■ What is required
Using the records that follow, copy every line containing the word "Dashboard".

-- START OF Given records --

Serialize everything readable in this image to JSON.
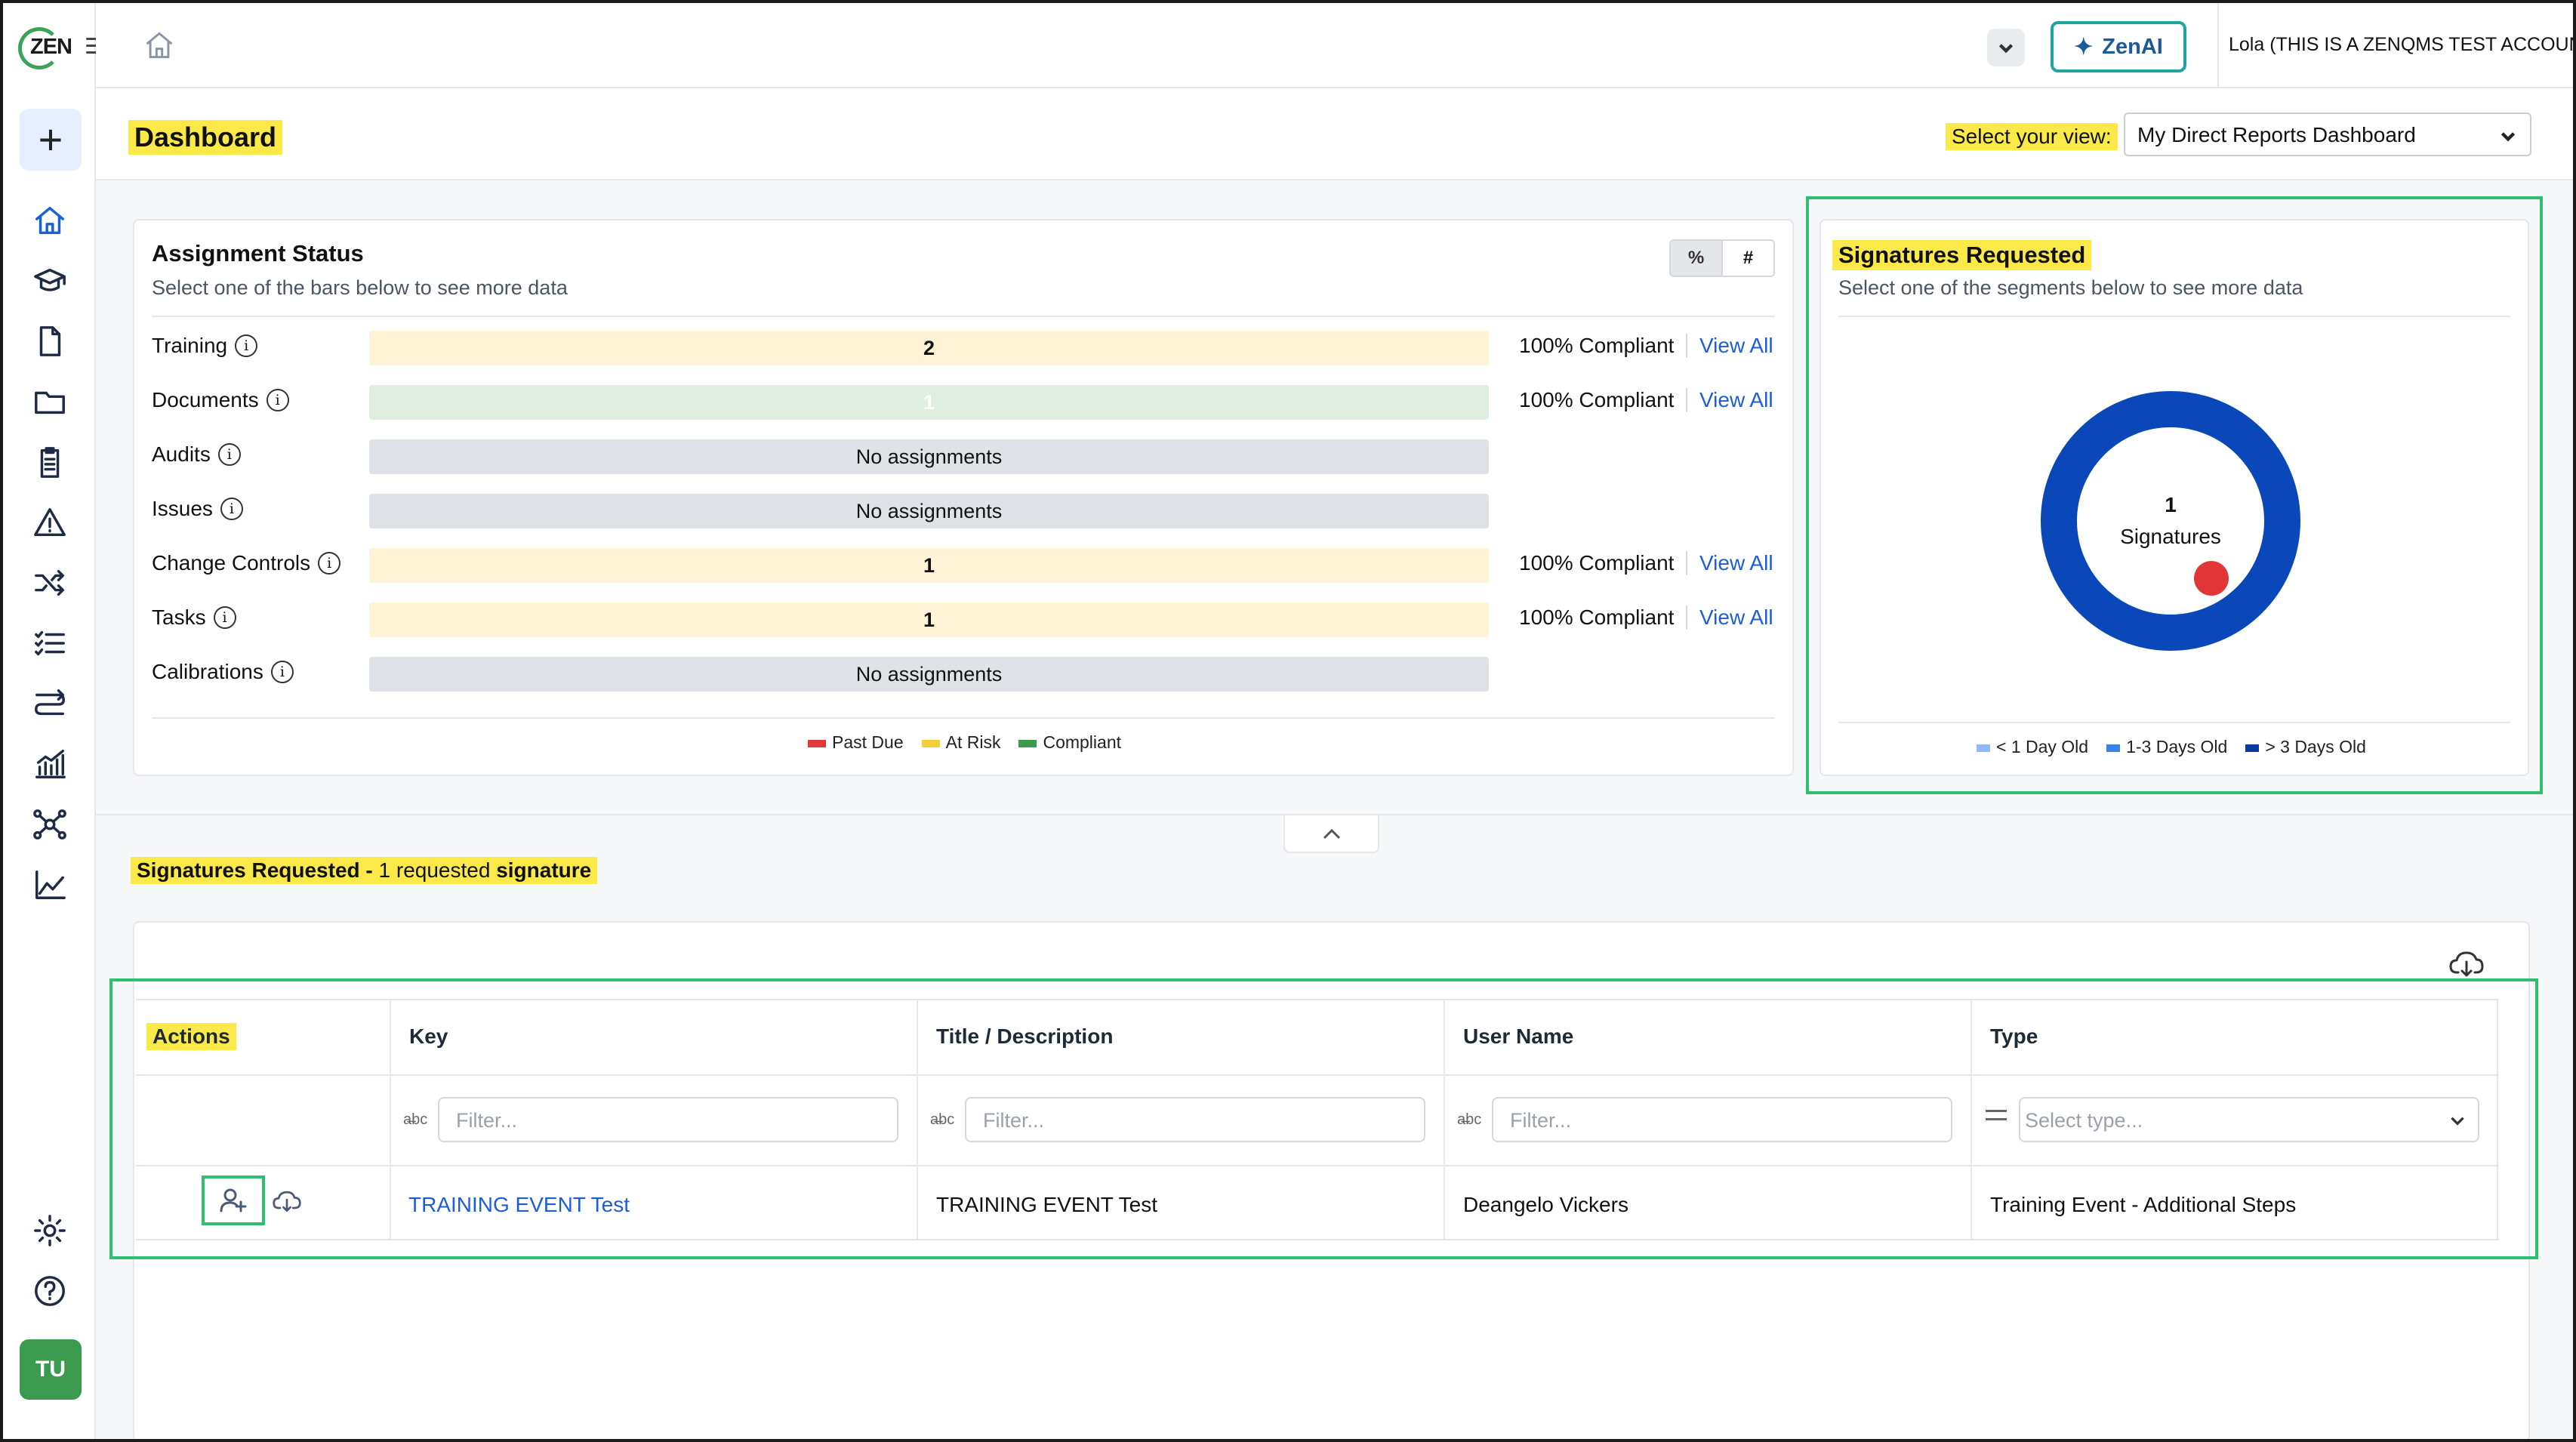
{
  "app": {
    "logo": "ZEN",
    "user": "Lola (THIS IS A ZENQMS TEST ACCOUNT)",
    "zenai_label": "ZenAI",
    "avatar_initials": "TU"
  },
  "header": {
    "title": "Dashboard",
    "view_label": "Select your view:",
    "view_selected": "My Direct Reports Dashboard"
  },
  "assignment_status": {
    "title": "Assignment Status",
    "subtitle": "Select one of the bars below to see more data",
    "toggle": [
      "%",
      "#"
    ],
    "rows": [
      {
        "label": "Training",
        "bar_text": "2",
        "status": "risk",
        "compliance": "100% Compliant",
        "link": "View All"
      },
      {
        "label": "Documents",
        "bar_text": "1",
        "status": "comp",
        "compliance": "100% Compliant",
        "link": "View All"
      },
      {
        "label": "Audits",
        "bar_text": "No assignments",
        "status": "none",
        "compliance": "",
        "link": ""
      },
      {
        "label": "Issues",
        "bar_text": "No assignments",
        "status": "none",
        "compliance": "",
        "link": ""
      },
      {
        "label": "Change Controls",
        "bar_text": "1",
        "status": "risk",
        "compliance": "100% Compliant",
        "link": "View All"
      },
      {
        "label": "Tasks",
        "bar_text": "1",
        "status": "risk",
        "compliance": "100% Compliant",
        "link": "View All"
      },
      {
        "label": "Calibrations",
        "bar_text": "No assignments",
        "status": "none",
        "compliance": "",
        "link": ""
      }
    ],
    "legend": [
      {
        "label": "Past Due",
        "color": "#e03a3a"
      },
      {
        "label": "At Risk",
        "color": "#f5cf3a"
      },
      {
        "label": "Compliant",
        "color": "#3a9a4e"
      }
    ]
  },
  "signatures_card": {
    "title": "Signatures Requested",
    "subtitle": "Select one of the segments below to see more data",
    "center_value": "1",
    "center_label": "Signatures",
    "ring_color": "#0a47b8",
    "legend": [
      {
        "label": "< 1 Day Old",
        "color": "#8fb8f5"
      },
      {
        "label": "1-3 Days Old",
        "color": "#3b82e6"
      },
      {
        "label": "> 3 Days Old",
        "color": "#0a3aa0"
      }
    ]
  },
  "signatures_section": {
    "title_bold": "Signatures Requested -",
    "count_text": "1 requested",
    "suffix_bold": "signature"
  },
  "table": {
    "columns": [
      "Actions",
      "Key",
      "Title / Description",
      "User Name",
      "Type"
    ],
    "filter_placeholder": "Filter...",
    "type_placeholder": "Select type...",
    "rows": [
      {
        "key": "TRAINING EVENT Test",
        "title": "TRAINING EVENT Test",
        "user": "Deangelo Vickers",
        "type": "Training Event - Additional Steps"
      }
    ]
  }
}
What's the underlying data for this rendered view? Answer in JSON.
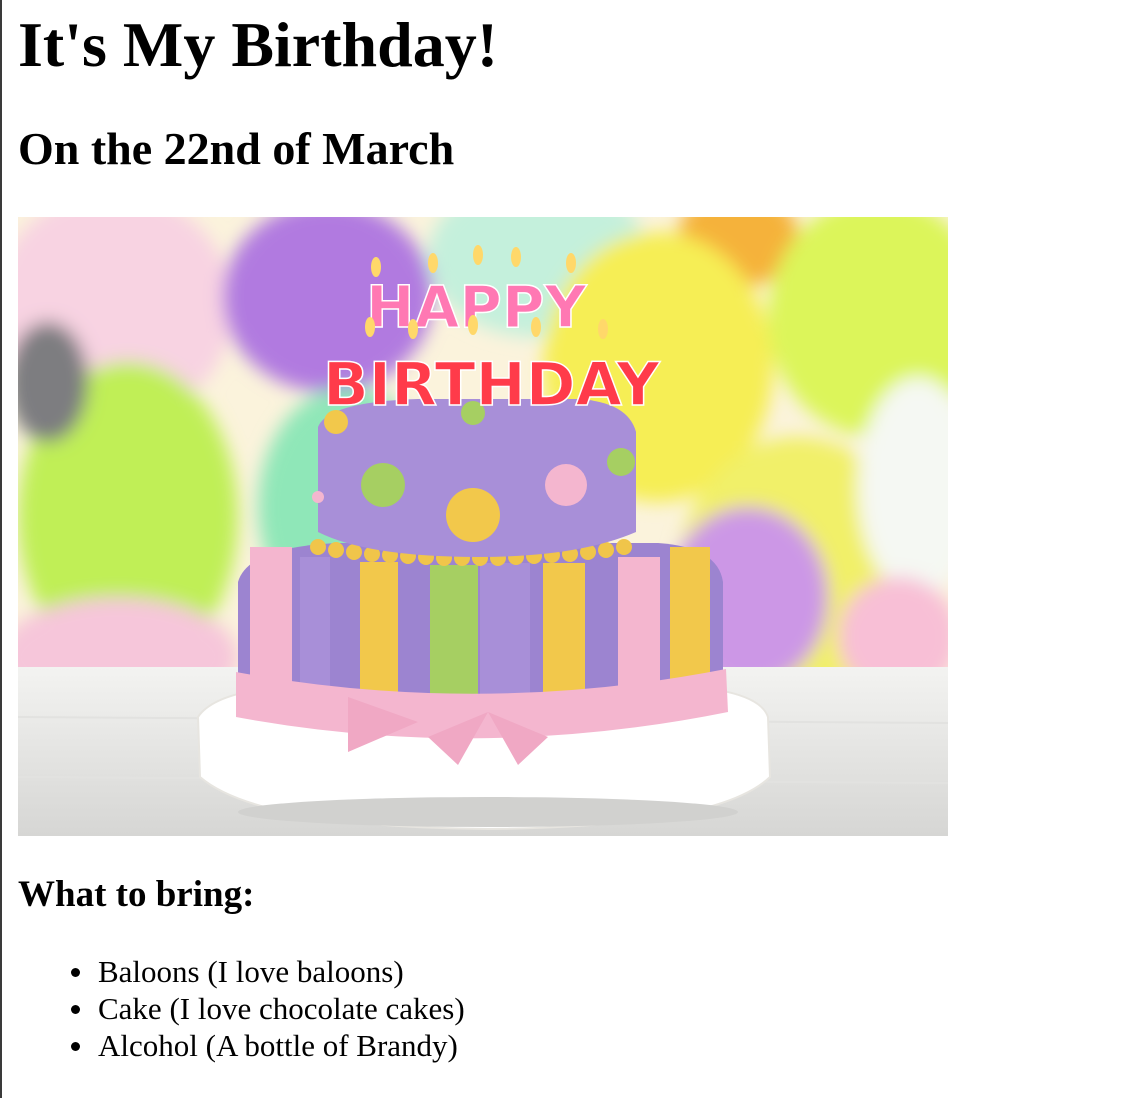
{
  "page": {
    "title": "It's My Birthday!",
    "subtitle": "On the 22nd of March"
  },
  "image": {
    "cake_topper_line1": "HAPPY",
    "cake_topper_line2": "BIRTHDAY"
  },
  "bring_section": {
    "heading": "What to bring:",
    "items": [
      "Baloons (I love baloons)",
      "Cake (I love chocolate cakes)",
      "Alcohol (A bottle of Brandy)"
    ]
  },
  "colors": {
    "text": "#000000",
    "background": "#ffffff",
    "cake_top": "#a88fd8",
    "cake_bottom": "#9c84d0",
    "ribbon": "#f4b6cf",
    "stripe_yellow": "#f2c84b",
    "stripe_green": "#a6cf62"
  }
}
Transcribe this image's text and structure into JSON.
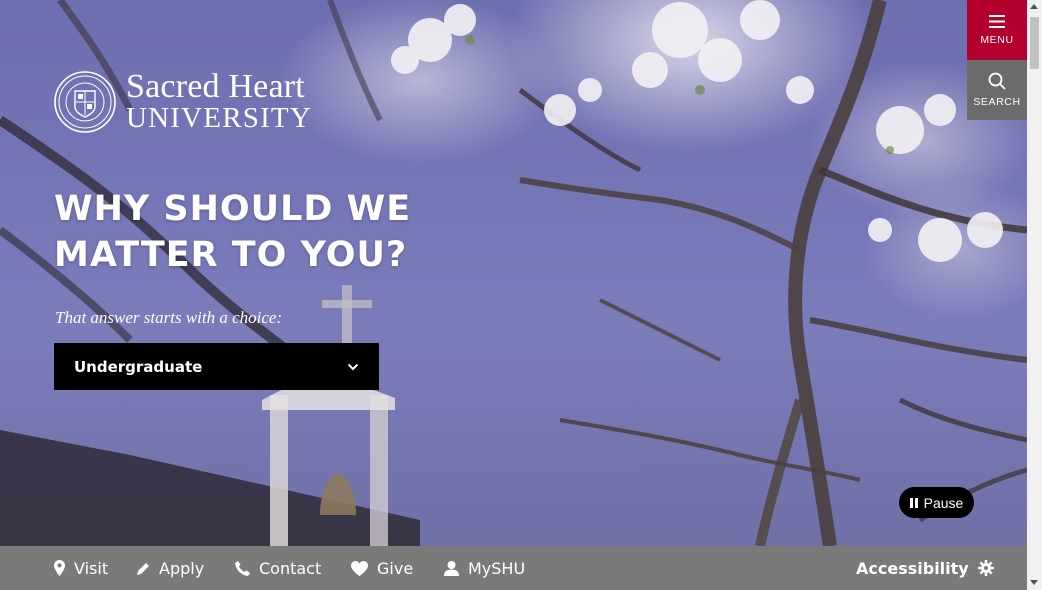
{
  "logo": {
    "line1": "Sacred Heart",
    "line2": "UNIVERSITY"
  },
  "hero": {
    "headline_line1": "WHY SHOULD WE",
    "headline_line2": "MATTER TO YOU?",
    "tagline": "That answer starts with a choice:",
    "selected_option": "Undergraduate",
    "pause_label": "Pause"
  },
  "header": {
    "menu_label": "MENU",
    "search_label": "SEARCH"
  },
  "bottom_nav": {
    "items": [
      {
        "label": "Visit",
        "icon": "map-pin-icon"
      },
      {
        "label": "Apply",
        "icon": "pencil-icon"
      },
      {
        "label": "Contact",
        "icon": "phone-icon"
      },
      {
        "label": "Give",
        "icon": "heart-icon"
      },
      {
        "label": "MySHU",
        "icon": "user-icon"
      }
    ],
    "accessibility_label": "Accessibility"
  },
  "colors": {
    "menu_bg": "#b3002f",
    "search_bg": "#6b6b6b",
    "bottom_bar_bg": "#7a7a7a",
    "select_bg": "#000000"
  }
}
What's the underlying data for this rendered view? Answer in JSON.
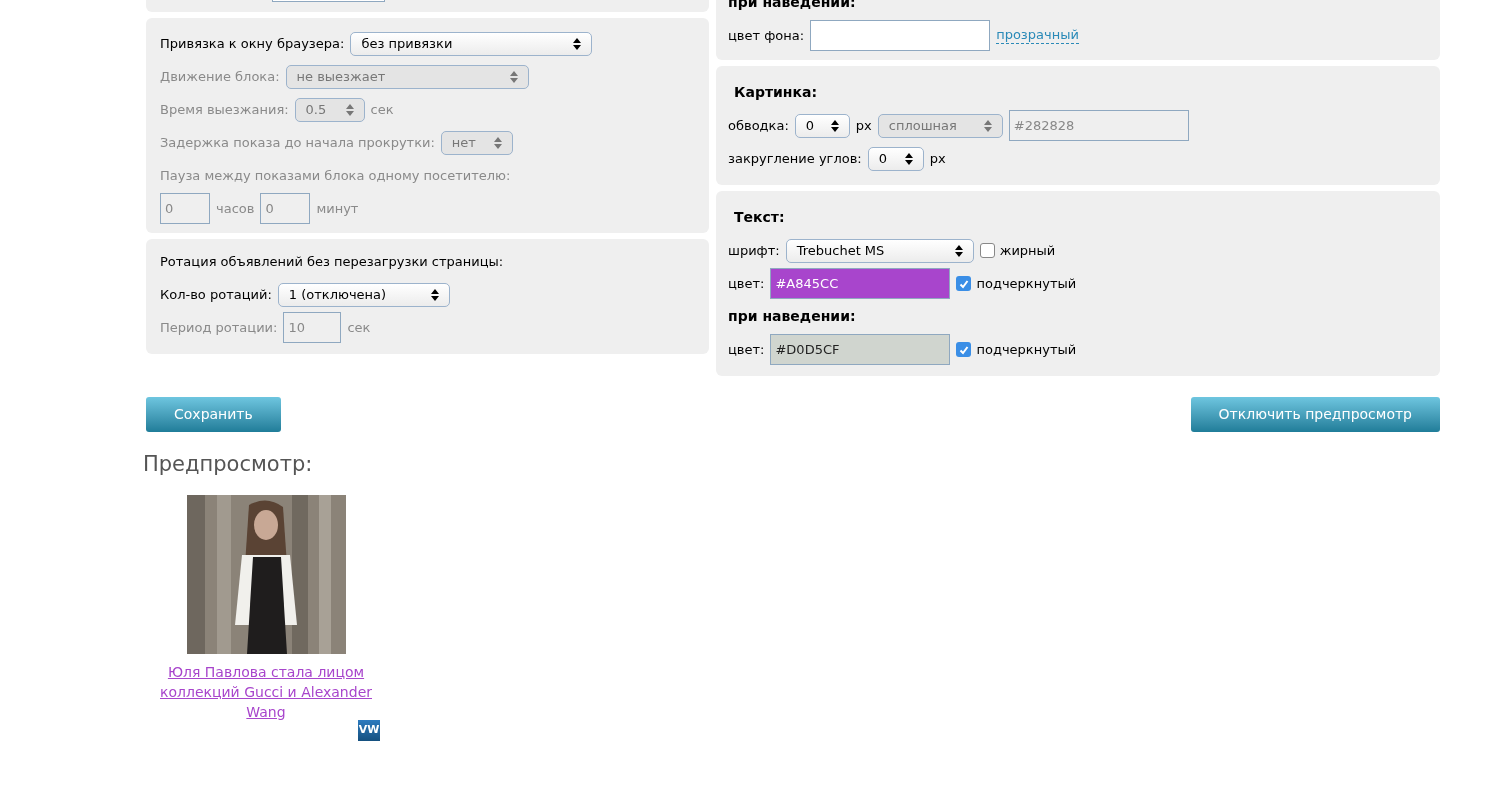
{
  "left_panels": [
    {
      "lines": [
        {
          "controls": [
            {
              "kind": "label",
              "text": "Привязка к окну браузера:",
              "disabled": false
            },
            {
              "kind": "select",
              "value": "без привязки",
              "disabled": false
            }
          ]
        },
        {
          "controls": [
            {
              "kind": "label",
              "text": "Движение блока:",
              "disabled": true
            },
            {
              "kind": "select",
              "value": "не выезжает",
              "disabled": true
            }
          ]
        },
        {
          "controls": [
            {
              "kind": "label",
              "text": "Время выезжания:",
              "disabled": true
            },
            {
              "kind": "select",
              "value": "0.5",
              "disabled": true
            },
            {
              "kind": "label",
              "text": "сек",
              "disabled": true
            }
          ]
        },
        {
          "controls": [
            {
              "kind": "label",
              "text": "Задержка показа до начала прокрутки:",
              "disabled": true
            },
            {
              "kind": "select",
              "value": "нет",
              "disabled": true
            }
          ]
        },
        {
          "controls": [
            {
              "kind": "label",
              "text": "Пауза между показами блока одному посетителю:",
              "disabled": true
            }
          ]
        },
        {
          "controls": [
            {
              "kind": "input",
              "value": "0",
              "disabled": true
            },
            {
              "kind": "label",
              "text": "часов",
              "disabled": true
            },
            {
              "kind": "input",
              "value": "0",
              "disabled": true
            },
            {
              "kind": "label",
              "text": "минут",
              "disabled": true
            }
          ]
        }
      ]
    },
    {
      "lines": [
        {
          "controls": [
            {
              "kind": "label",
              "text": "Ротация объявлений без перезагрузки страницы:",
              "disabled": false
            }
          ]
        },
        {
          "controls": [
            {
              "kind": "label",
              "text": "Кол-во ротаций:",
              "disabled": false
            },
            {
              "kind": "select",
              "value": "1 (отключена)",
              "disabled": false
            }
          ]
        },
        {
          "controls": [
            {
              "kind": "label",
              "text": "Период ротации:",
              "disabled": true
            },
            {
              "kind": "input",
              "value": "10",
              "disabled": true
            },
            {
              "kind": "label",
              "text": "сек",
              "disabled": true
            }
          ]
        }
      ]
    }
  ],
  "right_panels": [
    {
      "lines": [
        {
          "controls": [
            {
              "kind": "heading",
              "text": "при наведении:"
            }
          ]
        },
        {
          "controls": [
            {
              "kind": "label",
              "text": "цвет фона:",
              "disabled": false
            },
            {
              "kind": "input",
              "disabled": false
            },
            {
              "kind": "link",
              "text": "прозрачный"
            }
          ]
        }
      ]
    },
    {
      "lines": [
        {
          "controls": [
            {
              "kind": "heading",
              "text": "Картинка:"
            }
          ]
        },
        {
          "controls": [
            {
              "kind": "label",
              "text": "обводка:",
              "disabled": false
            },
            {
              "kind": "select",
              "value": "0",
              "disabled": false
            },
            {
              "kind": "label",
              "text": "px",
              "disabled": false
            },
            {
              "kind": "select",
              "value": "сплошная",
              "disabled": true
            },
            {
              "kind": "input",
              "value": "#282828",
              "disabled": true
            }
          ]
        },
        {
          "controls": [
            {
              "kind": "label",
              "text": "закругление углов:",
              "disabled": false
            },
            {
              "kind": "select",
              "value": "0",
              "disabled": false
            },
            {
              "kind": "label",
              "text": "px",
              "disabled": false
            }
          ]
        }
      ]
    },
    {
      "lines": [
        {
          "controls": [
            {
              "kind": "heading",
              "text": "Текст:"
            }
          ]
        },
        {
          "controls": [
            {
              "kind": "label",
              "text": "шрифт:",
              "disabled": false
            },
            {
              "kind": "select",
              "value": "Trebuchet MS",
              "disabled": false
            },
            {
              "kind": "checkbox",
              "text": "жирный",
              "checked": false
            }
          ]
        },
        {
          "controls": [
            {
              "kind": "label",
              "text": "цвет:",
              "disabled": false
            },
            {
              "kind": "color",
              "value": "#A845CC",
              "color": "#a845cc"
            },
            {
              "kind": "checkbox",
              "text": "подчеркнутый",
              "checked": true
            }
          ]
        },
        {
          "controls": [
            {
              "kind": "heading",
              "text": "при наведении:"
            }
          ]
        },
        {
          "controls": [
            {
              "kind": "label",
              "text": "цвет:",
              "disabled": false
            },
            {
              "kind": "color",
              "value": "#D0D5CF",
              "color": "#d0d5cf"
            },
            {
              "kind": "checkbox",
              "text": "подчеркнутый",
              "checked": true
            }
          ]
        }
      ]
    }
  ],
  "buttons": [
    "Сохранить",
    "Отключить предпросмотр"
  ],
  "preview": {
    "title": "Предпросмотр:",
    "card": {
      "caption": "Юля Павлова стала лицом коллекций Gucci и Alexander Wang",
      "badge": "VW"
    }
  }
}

-- END OF Given records --

■ Answer to this problem
    "title": "Dashboard",
    "view_selected": "My Direct Reports Dashboard"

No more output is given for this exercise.